§ **Brano**
Dopo quanto detto, cari Sacerdoti e Collaboratori, non posso esimermi dal pormi una domanda. Chi sono io davanti a Dio e davanti a voi? Me lo chiedo proprio ora, riflettendo ad alta voce, per essere maggiormente consapevole di quello che ho cercato di fare nella mia vita e di quanto sono sproporzionato rispetto al ministero episcopale in questa diocesi, così ricca di fede e di opere. Sono un pastore della Chiesa che ha vissuto da principio come religioso, sacerdote, educatore, docente nella Congregazione salesiana e, poi, nel Dicastero del Pontificio Consiglio della Giustizia e della Pace. Qui ho cercato di capire, approfondire e di contribuire all’aggiornamento dell’evangelizzazione del sociale e dell’insegnamento sociale della Chiesa non per me stesso, ma per la Chiesa universale, per le sue Conferenze episcopali, le Commissioni di giustizia e pace, gli Uffici per i problemi sociali e del lavoro, la Santa Sede e il pontefice. Come vescovo di Curia, ho cercato dunque di essere e camminare in mezzo al popolo di Dio nella sua dimensione universale, che abbraccia tante realtà particolari, sparse nelle varie nazioni e Chiese locali. È chiaro dunque che, come pastore sono vissuto in una condizione peculiare, inusuale, tuttavia molto reale e, penso, utile alla Chiesa.

Voci di elementi e coordinate:

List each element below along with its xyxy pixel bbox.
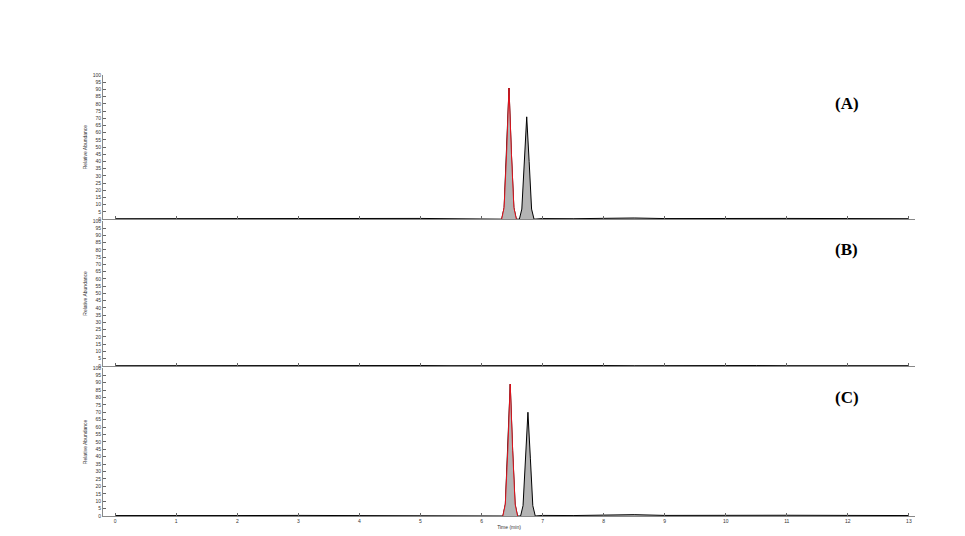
svg-text:0: 0 <box>98 363 101 369</box>
svg-text:1: 1 <box>175 518 178 524</box>
svg-text:60: 60 <box>95 129 101 135</box>
svg-text:0: 0 <box>98 216 101 222</box>
svg-text:85: 85 <box>95 387 101 393</box>
svg-text:60: 60 <box>95 276 101 282</box>
svg-text:85: 85 <box>95 93 101 99</box>
svg-text:75: 75 <box>95 108 101 114</box>
svg-text:3: 3 <box>297 518 300 524</box>
svg-text:10: 10 <box>95 498 101 504</box>
svg-text:20: 20 <box>95 334 101 340</box>
svg-text:40: 40 <box>95 158 101 164</box>
svg-text:5: 5 <box>98 505 101 511</box>
svg-text:5: 5 <box>98 355 101 361</box>
svg-text:Relative Abundance: Relative Abundance <box>82 125 88 170</box>
svg-text:90: 90 <box>95 232 101 238</box>
svg-text:15: 15 <box>95 491 101 497</box>
svg-text:20: 20 <box>95 483 101 489</box>
svg-text:10: 10 <box>95 201 101 207</box>
svg-text:25: 25 <box>95 476 101 482</box>
svg-text:95: 95 <box>95 79 101 85</box>
svg-text:70: 70 <box>95 409 101 415</box>
svg-text:(B): (B) <box>835 240 858 259</box>
svg-text:45: 45 <box>95 297 101 303</box>
svg-text:40: 40 <box>95 453 101 459</box>
svg-text:5: 5 <box>419 518 422 524</box>
svg-text:0: 0 <box>98 513 101 519</box>
svg-text:15: 15 <box>95 341 101 347</box>
svg-text:65: 65 <box>95 268 101 274</box>
svg-text:(A): (A) <box>835 94 859 113</box>
svg-text:95: 95 <box>95 225 101 231</box>
svg-text:80: 80 <box>95 247 101 253</box>
svg-text:45: 45 <box>95 446 101 452</box>
svg-text:20: 20 <box>95 187 101 193</box>
svg-text:70: 70 <box>95 115 101 121</box>
svg-text:7: 7 <box>541 518 544 524</box>
svg-text:60: 60 <box>95 424 101 430</box>
svg-text:100: 100 <box>93 218 102 224</box>
svg-text:30: 30 <box>95 173 101 179</box>
svg-text:40: 40 <box>95 305 101 311</box>
svg-text:55: 55 <box>95 137 101 143</box>
svg-text:25: 25 <box>95 180 101 186</box>
svg-text:75: 75 <box>95 254 101 260</box>
svg-text:55: 55 <box>95 431 101 437</box>
svg-text:8: 8 <box>602 518 605 524</box>
svg-text:6: 6 <box>480 518 483 524</box>
svg-text:9: 9 <box>663 518 666 524</box>
svg-text:80: 80 <box>95 101 101 107</box>
svg-text:35: 35 <box>95 165 101 171</box>
svg-text:55: 55 <box>95 283 101 289</box>
svg-text:30: 30 <box>95 468 101 474</box>
svg-text:0: 0 <box>114 518 117 524</box>
svg-text:75: 75 <box>95 402 101 408</box>
svg-text:13: 13 <box>906 518 912 524</box>
svg-text:30: 30 <box>95 319 101 325</box>
svg-text:11: 11 <box>784 518 789 524</box>
svg-text:50: 50 <box>95 439 101 445</box>
svg-text:10: 10 <box>723 518 729 524</box>
svg-text:100: 100 <box>93 365 102 371</box>
svg-text:70: 70 <box>95 261 101 267</box>
svg-text:45: 45 <box>95 151 101 157</box>
svg-text:2: 2 <box>236 518 239 524</box>
svg-text:65: 65 <box>95 122 101 128</box>
svg-text:85: 85 <box>95 239 101 245</box>
svg-text:5: 5 <box>98 209 101 215</box>
svg-text:95: 95 <box>95 372 101 378</box>
svg-text:25: 25 <box>95 326 101 332</box>
svg-text:65: 65 <box>95 416 101 422</box>
svg-text:4: 4 <box>358 518 361 524</box>
svg-text:15: 15 <box>95 194 101 200</box>
svg-text:35: 35 <box>95 461 101 467</box>
svg-text:100: 100 <box>93 72 102 78</box>
svg-text:80: 80 <box>95 394 101 400</box>
svg-text:12: 12 <box>845 518 851 524</box>
svg-text:10: 10 <box>95 348 101 354</box>
svg-text:50: 50 <box>95 290 101 296</box>
svg-text:Relative Abundance: Relative Abundance <box>82 271 88 316</box>
svg-text:50: 50 <box>95 144 101 150</box>
svg-text:Time (min): Time (min) <box>497 524 521 530</box>
svg-text:90: 90 <box>95 86 101 92</box>
svg-text:90: 90 <box>95 379 101 385</box>
svg-text:35: 35 <box>95 312 101 318</box>
svg-text:(C): (C) <box>835 388 859 407</box>
svg-text:Relative Abundance: Relative Abundance <box>82 419 88 464</box>
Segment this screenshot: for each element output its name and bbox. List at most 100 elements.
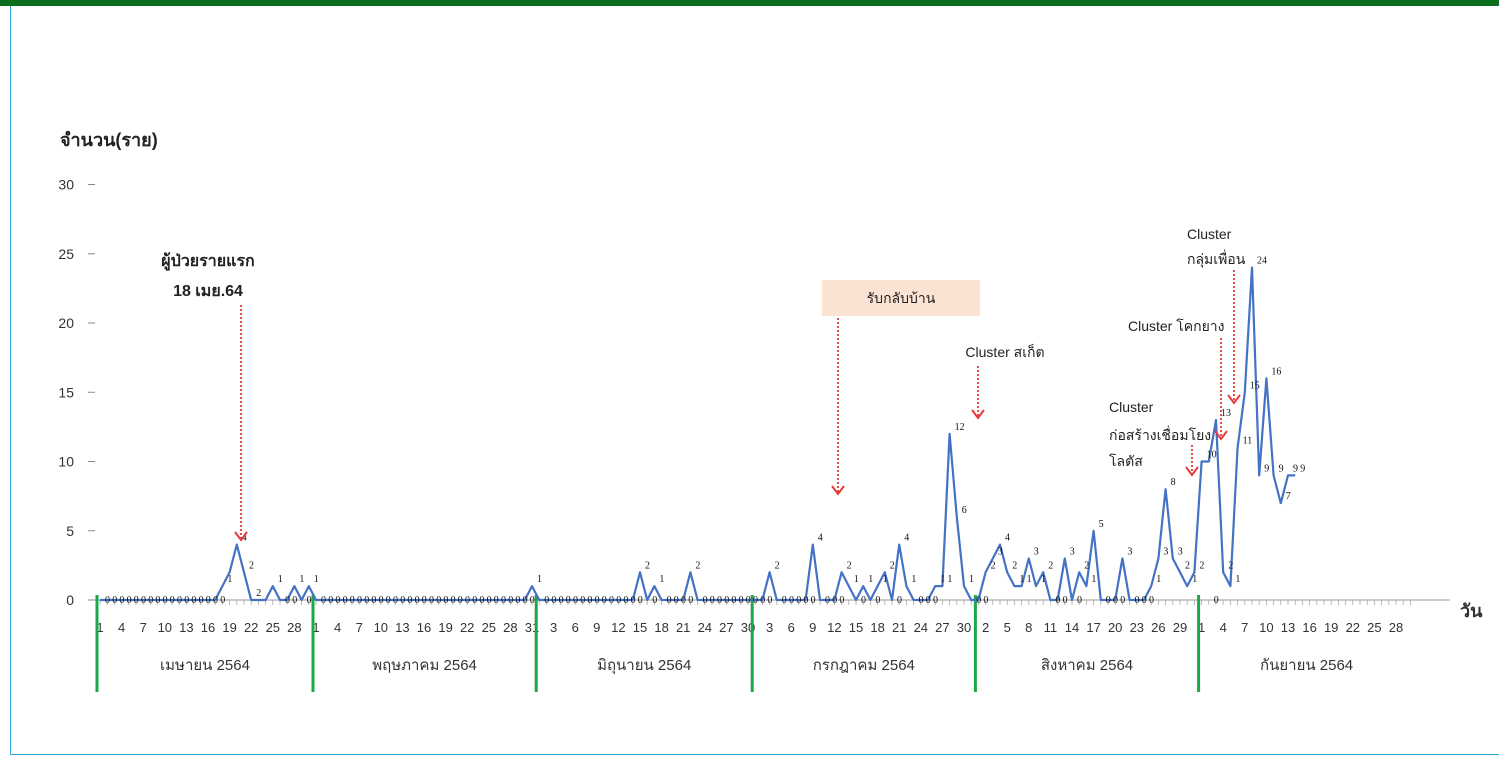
data-label: 2 [1185,560,1190,571]
data-label: 3 [1034,546,1039,557]
x-tick-label: 14 [1065,620,1079,635]
data-label: 1 [278,574,283,585]
y-axis-title: จำนวน(ราย) [60,130,158,150]
x-tick-label: 21 [676,620,690,635]
data-label: 0 [1120,595,1125,606]
annotation-cluster-sket: Cluster สเก็ต [965,343,1044,360]
data-label: 0 [119,595,124,606]
data-label: 0 [515,595,520,606]
y-tick-label: 25 [58,246,74,262]
data-label: 0 [350,595,355,606]
data-label: 0 [875,595,880,606]
x-tick-label: 23 [1130,620,1144,635]
data-label: 0 [739,595,744,606]
data-label: 1 [911,574,916,585]
x-tick-label: 13 [179,620,193,635]
data-label: 0 [839,595,844,606]
y-tick-label: 5 [66,523,74,539]
x-tick-label: 25 [266,620,280,635]
data-label: 0 [422,595,427,606]
data-label: 2 [249,560,254,571]
x-tick-label: 3 [550,620,557,635]
annotation-cluster-lotus-line1: Cluster [1109,399,1154,415]
data-label: 0 [631,595,636,606]
data-label: 0 [199,595,204,606]
data-label: 1 [1156,574,1161,585]
data-label: 0 [897,595,902,606]
data-label: 0 [479,595,484,606]
data-label: 0 [926,595,931,606]
data-label: 0 [580,595,585,606]
cluster-kokeyang-arrow-head [1214,430,1228,441]
annotation-first-case-line2: 18 เมย.64 [173,283,243,300]
data-label: 2 [890,560,895,571]
data-label: 0 [1135,595,1140,606]
data-label: 0 [983,595,988,606]
data-label: 0 [811,595,816,606]
data-label: 0 [508,595,513,606]
data-label: 0 [400,595,405,606]
x-tick-label: 22 [244,620,258,635]
x-tick-label: 28 [287,620,301,635]
cluster-lotus-arrow-head [1185,466,1199,477]
data-label: 0 [148,595,153,606]
data-label: 0 [724,595,729,606]
x-tick-label: 4 [334,620,341,635]
data-label: 3 [1163,546,1168,557]
data-label: 0 [307,595,312,606]
data-label: 8 [1171,477,1176,488]
x-tick-label: 11 [1044,620,1058,635]
x-tick-label: 10 [1259,620,1273,635]
x-tick-label: 9 [593,620,600,635]
data-label: 0 [443,595,448,606]
data-label: 0 [1214,595,1219,606]
data-label: 0 [407,595,412,606]
y-tick-label: 30 [58,177,74,193]
data-label: 3 [998,546,1003,557]
data-label: 2 [1084,560,1089,571]
data-label: 0 [501,595,506,606]
data-label: 0 [170,595,175,606]
data-label: 4 [818,533,823,544]
month-label: พฤษภาคม 2564 [372,657,477,674]
annotation-cluster-lotus-line2: ก่อสร้างเชื่อมโยง [1109,426,1211,443]
data-label: 0 [587,595,592,606]
data-label: 0 [371,595,376,606]
x-tick-label: 7 [356,620,363,635]
data-label: 9 [1300,463,1305,474]
month-label: มิถุนายน 2564 [597,657,691,675]
y-tick-label: 15 [58,384,74,400]
data-label: 0 [566,595,571,606]
data-label: 0 [1055,595,1060,606]
x-tick-label: 2 [982,620,989,635]
data-label: 13 [1221,408,1231,419]
x-tick-label: 24 [698,620,712,635]
data-label: 0 [746,595,751,606]
data-label: 6 [962,505,967,516]
data-label: 12 [955,422,965,433]
data-label: 0 [184,595,189,606]
data-label: 0 [638,595,643,606]
data-label: 0 [206,595,211,606]
data-label: 0 [220,595,225,606]
data-label: 0 [523,595,528,606]
x-tick-label: 10 [374,620,388,635]
x-tick-label: 13 [395,620,409,635]
x-tick-label: 8 [1025,620,1032,635]
x-tick-label: 1 [96,620,103,635]
data-label: 15 [1250,380,1260,391]
data-label: 1 [854,574,859,585]
data-label: 0 [976,595,981,606]
data-label: 1 [659,574,664,585]
data-label: 2 [645,560,650,571]
data-label: 0 [285,595,290,606]
data-label: 0 [832,595,837,606]
left-frame-line [10,6,11,754]
data-label: 0 [472,595,477,606]
data-label: 0 [1142,595,1147,606]
data-label: 1 [227,574,232,585]
data-label: 4 [1005,533,1010,544]
bottom-frame-line [10,754,1499,755]
data-label: 0 [803,595,808,606]
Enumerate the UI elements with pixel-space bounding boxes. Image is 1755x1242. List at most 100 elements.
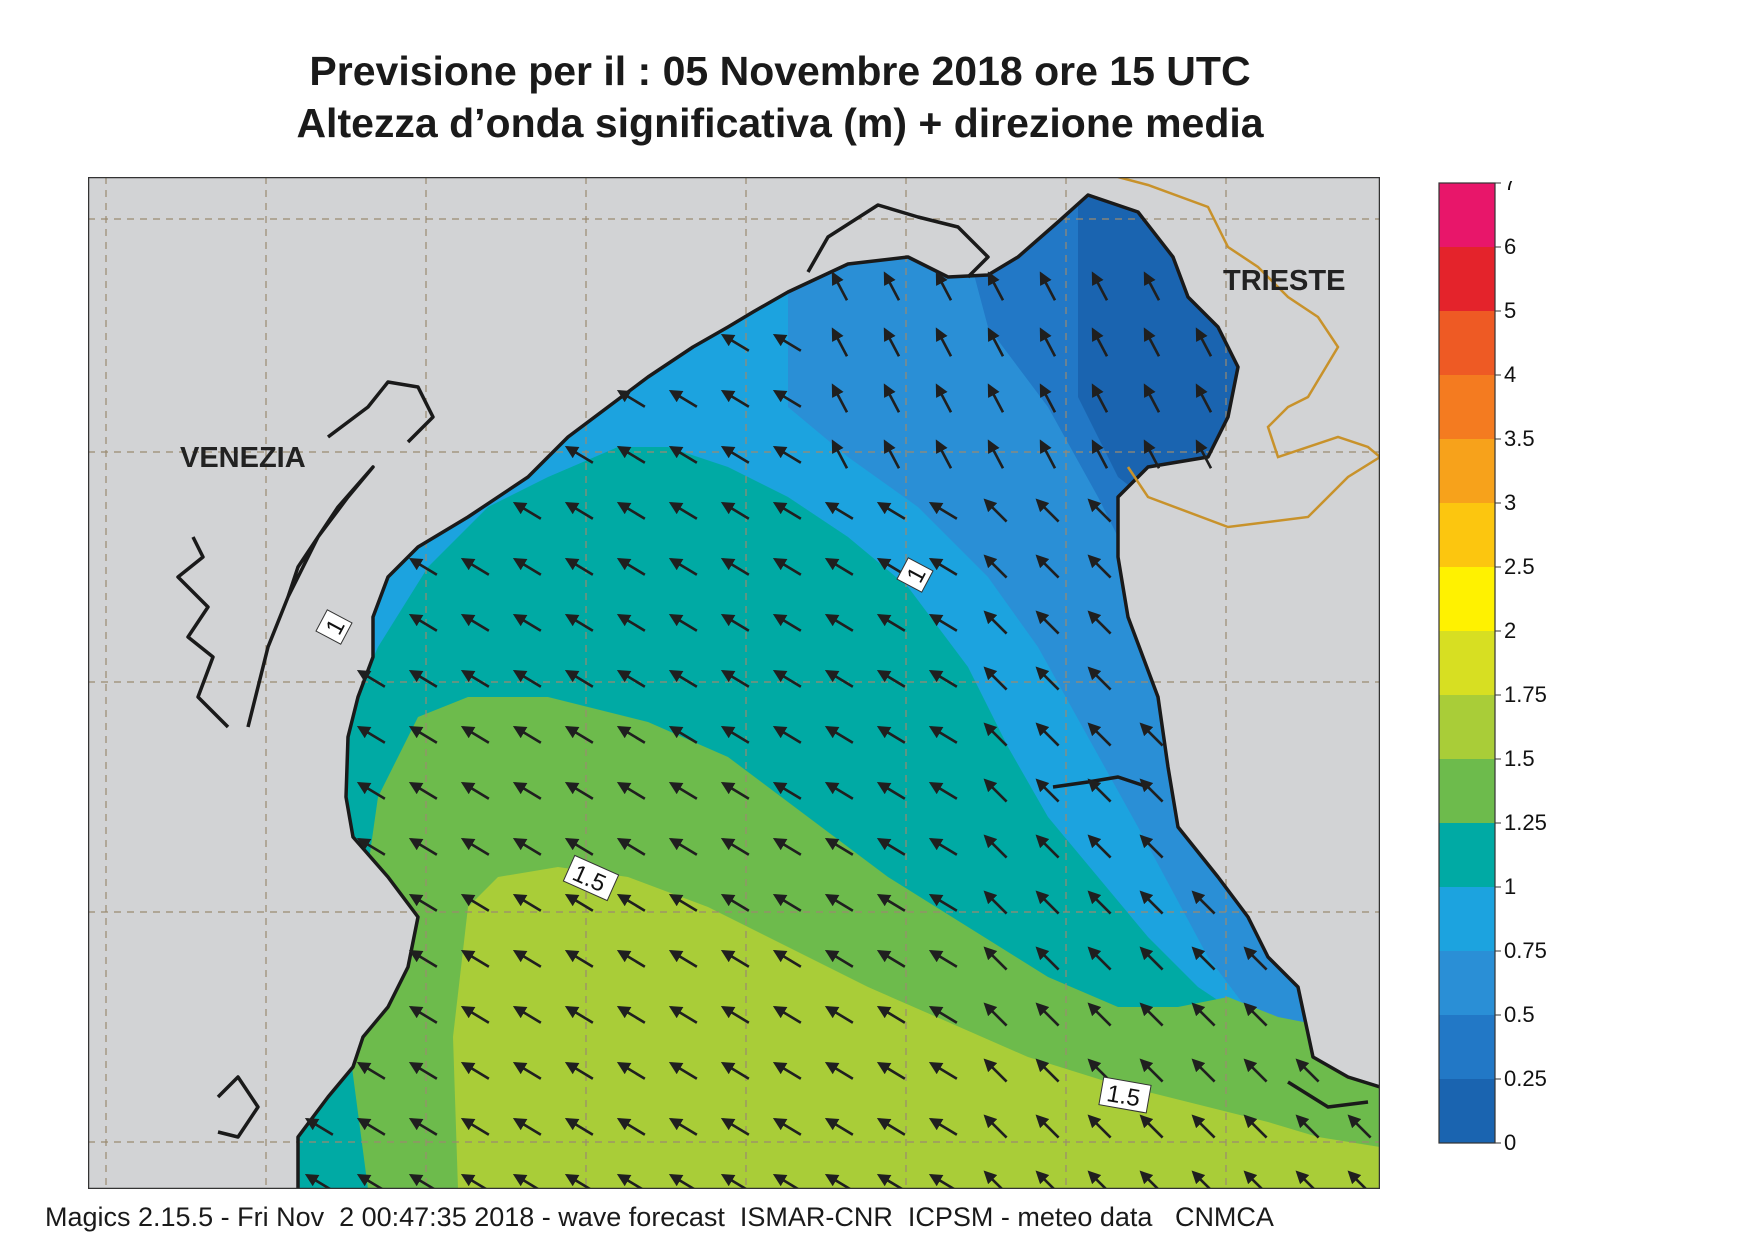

§ **Consegna**
Riprendi il brano sul ministero del vescovo a partire dalla sua ultima frase e portane avanti il discorso.

§ **Risultato**
Ora mi attende un ministero diverso, su un altro piano, ma non avulso dal precedente. Vivere e camminare con il popolo di Dio che è in Faenza-Modigliana non è, evidentemente, la stessa cosa che vivere a Roma, in quello che talvolta viene definito centro della cristianità. Proprio per questo, debbo riconoscere quanto io sia impari a tale compito. Pertanto, cari Sacerdoti, vengo a voi in umiltà, manifestando la mia disponibilità ad apprendere da voi come essere vescovo, padre, fratello ed amico, con un cammino e un discernimento fatti insieme. Mi insegnerete ad essere vescovo non per me, ma per la Chiesa, per l’unità dei cristiani, per la gente, per gli altri, per i lontani, soprattutto per quelli che, secondo un certo mondo, sarebbero da scartare. Mi aiuterete ad essere servitore del Vangelo di Gesù Cristo per la speranza del mondo, una speranza che nasce dalla Croce. Vi domando di pregare per me, affinché io possa essere uomo di Dio in cammino col suo popolo, uomo di comunione e di missionarietà, guida sicura che indica la meta del compimento umano in Cristo, e principio visibile di unità nella comune edificazione dei credenti e nella diffusione del Vangelo.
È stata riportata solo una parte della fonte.